You can see the diagrams on these Wiki pages:

Questions

The team identified these questions about these approaches:

  • Where does the validation that there are sufficient seats for the registration take place, in the Order or ConferenceSeatsAvailability aggregate?
  • Where are the transaction boundaries?
  • How does this model deal with concurrency issues when multiple registrants try to place orders simultaneously?
  • What are the aggregate roots?

The following sections discuss these questions in relation to the three approaches considered by the team.

Validation

Before a registrant can reserve a seat, the system must check that there are enough seats available. Although logic in the UI can attempt to verify that there are sufficient seats available before it sends a command, the business logic in the domain must also perform the check because the state may change between the time the UI performs the validation and the time the command is delivered to the aggregate in the domain.

In the first model, the validation must take place in either the Order or ConferenceSeatsAvailability aggregate. If it is the former, the Order aggregate must discover the current seat availability from the ConferenceSeatsAvailability aggregate before the reservation is made. If it is the later, the ConferenceSeatsAvailability aggregate must return a success or failure code to the Order aggregate.

The second model behaves similarly, except that it is Order and ConferenceSeatsAvailability entities cooperating within a Conference aggregate.

In the third model, with the saga, the aggregates exchange messages through the saga about whether the registrant can make the reservation at the current time.

All three models require entities to communicate about the validation process, but the third model with the saga appears more complex than the other two.

Transaction Boundaries

An aggregate, in the DDD approach, represents a consistency boundary. Therefore, the first model with two aggregates, and the third model with two aggregates and a saga will involve two transactions: one when the system persists the new Order aggregate, and one when the system persists the updated ConferenceSeatsAvailability aggregate.

To ensure the consistency of the system when a registrant creates an order, both transactions must succeed. To guarantee this, we must take steps to ensure that the system is eventually consistent by ensuring that infrastructure reliably delivers messages to aggregates.

*PROVIDED MATERIAL*
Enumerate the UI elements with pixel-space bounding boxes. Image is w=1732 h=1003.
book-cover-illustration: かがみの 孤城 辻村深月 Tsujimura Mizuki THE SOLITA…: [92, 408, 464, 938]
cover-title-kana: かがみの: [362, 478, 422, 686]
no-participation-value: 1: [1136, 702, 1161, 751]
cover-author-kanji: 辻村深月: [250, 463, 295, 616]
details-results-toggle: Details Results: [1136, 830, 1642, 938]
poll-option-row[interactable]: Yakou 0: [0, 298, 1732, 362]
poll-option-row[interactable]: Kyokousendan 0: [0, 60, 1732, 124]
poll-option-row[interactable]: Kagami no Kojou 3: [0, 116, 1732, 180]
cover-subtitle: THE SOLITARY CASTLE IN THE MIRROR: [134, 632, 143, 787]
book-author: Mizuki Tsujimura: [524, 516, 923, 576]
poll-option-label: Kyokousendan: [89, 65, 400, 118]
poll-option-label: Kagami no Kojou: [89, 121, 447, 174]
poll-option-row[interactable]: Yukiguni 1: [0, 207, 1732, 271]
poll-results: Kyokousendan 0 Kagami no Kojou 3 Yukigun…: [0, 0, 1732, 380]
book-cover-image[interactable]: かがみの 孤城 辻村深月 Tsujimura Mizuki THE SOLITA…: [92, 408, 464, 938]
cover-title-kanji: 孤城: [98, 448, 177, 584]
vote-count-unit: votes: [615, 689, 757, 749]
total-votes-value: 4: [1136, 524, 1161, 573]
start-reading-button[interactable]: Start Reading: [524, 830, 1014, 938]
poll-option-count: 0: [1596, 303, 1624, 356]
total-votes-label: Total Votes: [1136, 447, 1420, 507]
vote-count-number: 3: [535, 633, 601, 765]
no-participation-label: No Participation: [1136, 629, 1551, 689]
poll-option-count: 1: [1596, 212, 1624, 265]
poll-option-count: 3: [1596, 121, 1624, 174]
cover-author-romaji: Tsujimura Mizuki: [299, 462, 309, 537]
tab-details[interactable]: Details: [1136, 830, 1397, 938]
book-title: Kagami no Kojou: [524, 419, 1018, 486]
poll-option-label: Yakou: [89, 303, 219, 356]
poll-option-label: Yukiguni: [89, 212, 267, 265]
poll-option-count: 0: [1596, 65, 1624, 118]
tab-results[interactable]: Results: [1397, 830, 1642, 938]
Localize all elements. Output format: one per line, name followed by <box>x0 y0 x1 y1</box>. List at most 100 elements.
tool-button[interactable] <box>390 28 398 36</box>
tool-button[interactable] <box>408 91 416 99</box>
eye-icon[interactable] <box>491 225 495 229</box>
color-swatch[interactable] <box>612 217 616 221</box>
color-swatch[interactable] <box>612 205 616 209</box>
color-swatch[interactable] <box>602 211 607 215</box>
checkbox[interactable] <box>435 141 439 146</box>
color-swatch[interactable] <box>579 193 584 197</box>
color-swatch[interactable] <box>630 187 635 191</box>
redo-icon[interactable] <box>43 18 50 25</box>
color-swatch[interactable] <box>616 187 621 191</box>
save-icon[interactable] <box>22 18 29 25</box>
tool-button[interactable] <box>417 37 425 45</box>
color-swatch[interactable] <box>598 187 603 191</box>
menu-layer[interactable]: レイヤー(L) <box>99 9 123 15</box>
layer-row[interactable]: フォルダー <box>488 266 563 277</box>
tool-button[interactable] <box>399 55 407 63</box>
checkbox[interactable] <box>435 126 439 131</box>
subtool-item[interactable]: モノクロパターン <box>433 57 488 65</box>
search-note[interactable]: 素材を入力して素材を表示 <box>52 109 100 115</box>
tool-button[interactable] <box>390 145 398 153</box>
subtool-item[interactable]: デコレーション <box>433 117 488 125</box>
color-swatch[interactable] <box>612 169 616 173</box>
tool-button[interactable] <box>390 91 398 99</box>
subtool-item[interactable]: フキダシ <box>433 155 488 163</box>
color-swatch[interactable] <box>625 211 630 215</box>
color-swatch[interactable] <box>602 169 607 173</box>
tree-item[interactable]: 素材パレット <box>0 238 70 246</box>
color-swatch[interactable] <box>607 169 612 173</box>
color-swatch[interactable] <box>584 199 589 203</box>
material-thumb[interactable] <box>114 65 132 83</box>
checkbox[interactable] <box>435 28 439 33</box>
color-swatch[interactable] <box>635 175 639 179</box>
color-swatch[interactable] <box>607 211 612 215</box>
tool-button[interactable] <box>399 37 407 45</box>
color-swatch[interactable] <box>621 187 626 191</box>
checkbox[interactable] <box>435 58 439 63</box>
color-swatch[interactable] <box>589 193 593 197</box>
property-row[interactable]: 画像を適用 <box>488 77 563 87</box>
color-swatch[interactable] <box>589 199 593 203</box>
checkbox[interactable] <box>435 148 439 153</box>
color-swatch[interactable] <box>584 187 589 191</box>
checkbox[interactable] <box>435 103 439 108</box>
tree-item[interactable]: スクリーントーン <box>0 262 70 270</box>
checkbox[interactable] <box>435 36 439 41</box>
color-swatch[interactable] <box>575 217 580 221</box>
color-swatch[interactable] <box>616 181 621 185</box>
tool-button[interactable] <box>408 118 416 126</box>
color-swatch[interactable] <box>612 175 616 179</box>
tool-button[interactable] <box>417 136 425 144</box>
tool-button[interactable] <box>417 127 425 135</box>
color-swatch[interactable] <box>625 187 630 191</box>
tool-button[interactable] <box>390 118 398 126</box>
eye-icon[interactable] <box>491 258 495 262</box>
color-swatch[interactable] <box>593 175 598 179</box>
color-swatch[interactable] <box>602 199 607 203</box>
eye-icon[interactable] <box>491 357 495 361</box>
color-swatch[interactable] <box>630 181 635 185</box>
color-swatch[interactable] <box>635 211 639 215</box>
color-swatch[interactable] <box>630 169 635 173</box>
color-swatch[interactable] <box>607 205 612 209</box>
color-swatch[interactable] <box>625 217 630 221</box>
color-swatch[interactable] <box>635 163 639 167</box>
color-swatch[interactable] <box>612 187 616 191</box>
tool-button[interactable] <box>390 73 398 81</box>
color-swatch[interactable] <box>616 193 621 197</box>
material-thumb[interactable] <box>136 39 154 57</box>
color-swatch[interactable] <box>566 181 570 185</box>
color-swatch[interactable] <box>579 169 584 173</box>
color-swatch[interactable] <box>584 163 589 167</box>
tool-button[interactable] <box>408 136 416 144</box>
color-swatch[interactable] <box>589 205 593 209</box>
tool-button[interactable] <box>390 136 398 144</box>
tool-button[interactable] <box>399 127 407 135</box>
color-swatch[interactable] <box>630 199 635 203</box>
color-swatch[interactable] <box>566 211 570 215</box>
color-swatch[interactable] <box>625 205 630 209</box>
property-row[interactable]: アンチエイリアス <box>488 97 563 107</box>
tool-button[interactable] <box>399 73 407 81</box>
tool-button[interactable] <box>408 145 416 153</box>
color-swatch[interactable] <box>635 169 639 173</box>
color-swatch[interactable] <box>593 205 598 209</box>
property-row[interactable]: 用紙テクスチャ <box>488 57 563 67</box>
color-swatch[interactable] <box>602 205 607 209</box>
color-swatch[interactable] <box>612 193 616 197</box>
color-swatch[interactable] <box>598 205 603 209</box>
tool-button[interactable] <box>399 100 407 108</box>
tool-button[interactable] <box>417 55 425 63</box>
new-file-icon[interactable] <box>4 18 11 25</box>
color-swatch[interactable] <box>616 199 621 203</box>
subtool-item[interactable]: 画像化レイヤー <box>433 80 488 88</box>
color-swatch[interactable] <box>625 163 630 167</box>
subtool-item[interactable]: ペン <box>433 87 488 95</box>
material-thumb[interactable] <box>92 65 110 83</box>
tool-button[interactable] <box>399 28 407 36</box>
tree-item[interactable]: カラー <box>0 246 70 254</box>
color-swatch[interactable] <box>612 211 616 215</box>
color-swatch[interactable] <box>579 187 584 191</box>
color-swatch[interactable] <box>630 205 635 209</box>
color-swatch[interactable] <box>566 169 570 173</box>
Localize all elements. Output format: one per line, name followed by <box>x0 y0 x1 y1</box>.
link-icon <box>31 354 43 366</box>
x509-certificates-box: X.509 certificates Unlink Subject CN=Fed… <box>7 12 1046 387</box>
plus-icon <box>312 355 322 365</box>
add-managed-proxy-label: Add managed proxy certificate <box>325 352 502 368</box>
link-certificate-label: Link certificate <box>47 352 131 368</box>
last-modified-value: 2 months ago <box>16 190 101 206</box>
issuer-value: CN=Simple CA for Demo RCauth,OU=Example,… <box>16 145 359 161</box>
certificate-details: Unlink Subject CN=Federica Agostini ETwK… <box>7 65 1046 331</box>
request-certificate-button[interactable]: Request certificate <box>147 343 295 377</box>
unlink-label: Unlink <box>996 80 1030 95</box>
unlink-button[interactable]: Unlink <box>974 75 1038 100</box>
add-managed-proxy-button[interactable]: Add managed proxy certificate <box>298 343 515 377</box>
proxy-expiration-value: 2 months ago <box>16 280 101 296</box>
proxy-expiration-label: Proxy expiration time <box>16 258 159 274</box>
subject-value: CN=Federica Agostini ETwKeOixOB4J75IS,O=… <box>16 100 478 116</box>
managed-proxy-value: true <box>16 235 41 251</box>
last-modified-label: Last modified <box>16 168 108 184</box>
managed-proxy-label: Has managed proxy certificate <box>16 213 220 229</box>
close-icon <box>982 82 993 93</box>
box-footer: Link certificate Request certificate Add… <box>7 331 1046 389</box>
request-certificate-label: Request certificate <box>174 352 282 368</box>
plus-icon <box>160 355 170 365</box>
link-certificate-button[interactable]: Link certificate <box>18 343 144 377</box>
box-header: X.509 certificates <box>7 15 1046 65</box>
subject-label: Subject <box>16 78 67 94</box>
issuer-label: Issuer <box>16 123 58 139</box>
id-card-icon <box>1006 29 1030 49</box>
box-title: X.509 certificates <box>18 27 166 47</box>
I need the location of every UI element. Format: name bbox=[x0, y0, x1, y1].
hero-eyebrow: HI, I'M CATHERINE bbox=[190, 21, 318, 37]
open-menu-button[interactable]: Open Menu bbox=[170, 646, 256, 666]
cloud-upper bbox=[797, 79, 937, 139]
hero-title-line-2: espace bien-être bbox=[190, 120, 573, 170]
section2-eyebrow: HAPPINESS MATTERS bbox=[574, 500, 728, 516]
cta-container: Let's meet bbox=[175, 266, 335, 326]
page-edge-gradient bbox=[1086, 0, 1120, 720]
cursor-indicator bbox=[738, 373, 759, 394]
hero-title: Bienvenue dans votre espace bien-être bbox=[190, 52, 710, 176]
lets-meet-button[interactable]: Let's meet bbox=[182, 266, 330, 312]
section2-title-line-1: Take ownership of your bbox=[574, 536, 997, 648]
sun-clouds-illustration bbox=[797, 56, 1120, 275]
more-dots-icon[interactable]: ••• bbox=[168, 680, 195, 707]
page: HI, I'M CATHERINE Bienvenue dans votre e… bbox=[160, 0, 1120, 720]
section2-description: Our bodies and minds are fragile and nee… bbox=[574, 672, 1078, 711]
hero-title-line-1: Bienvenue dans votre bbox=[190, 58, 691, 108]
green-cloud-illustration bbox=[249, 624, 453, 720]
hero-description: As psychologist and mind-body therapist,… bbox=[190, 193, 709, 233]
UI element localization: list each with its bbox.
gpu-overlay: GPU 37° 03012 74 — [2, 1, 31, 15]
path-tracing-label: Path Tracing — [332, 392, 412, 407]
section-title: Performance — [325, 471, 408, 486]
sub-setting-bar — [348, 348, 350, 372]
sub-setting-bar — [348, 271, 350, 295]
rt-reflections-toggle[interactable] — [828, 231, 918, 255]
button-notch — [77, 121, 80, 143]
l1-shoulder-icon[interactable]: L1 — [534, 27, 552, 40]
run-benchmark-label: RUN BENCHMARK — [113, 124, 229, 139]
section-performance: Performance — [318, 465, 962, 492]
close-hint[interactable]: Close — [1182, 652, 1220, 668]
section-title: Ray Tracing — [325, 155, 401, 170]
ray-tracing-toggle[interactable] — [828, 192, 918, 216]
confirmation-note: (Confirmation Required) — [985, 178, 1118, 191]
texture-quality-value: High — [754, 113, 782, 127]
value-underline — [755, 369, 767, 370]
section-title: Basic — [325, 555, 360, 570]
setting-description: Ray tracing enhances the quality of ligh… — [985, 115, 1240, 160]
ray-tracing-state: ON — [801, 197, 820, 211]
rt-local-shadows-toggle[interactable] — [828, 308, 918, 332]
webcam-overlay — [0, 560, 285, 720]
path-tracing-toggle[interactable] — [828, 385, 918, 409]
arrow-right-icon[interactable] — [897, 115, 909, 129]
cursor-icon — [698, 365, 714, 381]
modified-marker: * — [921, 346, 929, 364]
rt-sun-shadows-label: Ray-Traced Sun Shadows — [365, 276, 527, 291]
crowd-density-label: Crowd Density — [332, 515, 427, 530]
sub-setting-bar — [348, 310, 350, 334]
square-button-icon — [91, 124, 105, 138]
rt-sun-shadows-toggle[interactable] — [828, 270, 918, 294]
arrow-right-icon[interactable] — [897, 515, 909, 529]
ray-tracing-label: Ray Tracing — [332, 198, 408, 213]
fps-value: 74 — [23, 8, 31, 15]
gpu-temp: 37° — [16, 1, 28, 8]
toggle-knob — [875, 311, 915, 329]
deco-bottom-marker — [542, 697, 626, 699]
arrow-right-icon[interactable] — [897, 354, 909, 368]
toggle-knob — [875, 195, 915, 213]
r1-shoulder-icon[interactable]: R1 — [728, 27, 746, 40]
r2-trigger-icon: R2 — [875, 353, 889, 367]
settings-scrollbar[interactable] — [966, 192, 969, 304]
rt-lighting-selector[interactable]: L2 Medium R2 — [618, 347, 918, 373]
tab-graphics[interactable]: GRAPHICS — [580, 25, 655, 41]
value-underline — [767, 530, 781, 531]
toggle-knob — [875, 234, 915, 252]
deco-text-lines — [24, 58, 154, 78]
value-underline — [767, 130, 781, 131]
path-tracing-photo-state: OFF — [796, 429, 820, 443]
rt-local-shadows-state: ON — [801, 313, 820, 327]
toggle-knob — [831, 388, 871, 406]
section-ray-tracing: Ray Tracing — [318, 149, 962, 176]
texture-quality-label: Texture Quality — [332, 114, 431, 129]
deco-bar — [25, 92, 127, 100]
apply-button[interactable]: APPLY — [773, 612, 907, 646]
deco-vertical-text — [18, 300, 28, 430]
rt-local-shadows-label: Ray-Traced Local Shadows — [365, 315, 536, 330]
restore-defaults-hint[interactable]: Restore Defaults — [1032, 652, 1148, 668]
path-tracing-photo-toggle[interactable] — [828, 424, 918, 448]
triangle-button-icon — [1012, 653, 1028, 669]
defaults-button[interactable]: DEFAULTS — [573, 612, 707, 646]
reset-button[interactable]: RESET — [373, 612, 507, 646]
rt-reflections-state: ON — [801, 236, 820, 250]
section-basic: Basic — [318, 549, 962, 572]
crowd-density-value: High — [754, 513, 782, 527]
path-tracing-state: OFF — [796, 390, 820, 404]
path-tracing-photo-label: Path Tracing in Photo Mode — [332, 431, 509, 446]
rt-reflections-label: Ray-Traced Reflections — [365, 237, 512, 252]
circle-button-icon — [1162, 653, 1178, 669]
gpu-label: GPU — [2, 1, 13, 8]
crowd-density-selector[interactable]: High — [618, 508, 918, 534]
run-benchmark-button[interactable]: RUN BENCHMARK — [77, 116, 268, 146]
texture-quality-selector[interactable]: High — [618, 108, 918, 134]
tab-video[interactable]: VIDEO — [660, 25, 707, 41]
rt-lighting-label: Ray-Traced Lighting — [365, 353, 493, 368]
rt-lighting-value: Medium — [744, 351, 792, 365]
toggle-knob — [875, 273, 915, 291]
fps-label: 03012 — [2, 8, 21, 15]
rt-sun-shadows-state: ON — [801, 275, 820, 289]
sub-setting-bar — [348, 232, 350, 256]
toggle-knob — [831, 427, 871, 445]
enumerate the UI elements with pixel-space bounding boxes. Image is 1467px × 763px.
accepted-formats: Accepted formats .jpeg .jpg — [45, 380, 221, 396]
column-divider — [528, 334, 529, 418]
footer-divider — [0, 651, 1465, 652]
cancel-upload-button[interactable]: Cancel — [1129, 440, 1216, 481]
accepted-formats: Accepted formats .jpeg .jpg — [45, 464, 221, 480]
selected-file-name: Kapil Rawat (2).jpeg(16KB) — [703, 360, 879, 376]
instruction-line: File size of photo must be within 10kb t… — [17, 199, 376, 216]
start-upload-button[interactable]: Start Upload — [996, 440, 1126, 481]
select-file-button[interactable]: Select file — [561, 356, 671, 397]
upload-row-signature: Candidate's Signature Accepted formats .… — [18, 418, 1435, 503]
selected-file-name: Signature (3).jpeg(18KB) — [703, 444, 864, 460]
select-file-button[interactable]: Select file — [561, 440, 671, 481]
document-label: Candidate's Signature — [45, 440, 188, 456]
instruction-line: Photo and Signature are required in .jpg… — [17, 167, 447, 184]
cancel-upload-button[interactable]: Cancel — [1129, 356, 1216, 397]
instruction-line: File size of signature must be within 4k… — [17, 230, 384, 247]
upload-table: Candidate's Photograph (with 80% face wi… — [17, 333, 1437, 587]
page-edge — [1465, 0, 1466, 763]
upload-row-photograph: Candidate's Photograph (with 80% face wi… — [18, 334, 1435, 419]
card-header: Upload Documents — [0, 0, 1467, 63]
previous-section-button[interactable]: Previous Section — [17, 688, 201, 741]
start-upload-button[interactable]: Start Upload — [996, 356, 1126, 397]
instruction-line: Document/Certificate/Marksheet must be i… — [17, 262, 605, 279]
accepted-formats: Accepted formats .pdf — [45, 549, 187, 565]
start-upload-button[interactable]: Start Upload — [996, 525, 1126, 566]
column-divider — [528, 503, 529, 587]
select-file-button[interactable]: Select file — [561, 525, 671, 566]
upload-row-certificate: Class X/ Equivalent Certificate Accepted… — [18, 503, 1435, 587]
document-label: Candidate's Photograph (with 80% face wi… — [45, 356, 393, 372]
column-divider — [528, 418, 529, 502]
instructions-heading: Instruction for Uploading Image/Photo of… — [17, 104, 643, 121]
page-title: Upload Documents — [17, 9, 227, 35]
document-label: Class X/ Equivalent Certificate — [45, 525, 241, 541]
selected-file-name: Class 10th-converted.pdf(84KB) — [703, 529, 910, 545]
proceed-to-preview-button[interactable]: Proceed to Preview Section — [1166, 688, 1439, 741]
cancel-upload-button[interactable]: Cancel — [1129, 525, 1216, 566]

*WHAT IS NEEDED*
Reproduce the full passage on seat reservation validation and transaction boundaries word for word. These records have no connection to the text about seat reservation validation and transaction boundaries.

*OUTPUT*
You can see the diagrams on these Wiki pages:

Questions

The team identified these questions about these approaches:

  • Where does the validation that there are sufficient seats for the registration take place, in the Order or ConferenceSeatsAvailability aggregate?
  • Where are the transaction boundaries?
  • How does this model deal with concurrency issues when multiple registrants try to place orders simultaneously?
  • What are the aggregate roots?

The following sections discuss these questions in relation to the three approaches considered by the team.

Validation

Before a registrant can reserve a seat, the system must check that there are enough seats available. Although logic in the UI can attempt to verify that there are sufficient seats available before it sends a command, the business logic in the domain must also perform the check because the state may change between the time the UI performs the validation and the time the command is delivered to the aggregate in the domain.

In the first model, the validation must take place in either the Order or ConferenceSeatsAvailability aggregate. If it is the former, the Order aggregate must discover the current seat availability from the ConferenceSeatsAvailability aggregate before the reservation is made. If it is the later, the ConferenceSeatsAvailability aggregate must return a success or failure code to the Order aggregate.

The second model behaves similarly, except that it is Order and ConferenceSeatsAvailability entities cooperating within a Conference aggregate.

In the third model, with the saga, the aggregates exchange messages through the saga about whether the registrant can make the reservation at the current time.

All three models require entities to communicate about the validation process, but the third model with the saga appears more complex than the other two.

Transaction Boundaries

An aggregate, in the DDD approach, represents a consistency boundary. Therefore, the first model with two aggregates, and the third model with two aggregates and a saga will involve two transactions: one when the system persists the new Order aggregate, and one when the system persists the updated ConferenceSeatsAvailability aggregate.

To ensure the consistency of the system when a registrant creates an order, both transactions must succeed. To guarantee this, we must take steps to ensure that the system is eventually consistent by ensuring that infrastructure reliably delivers messages to aggregates.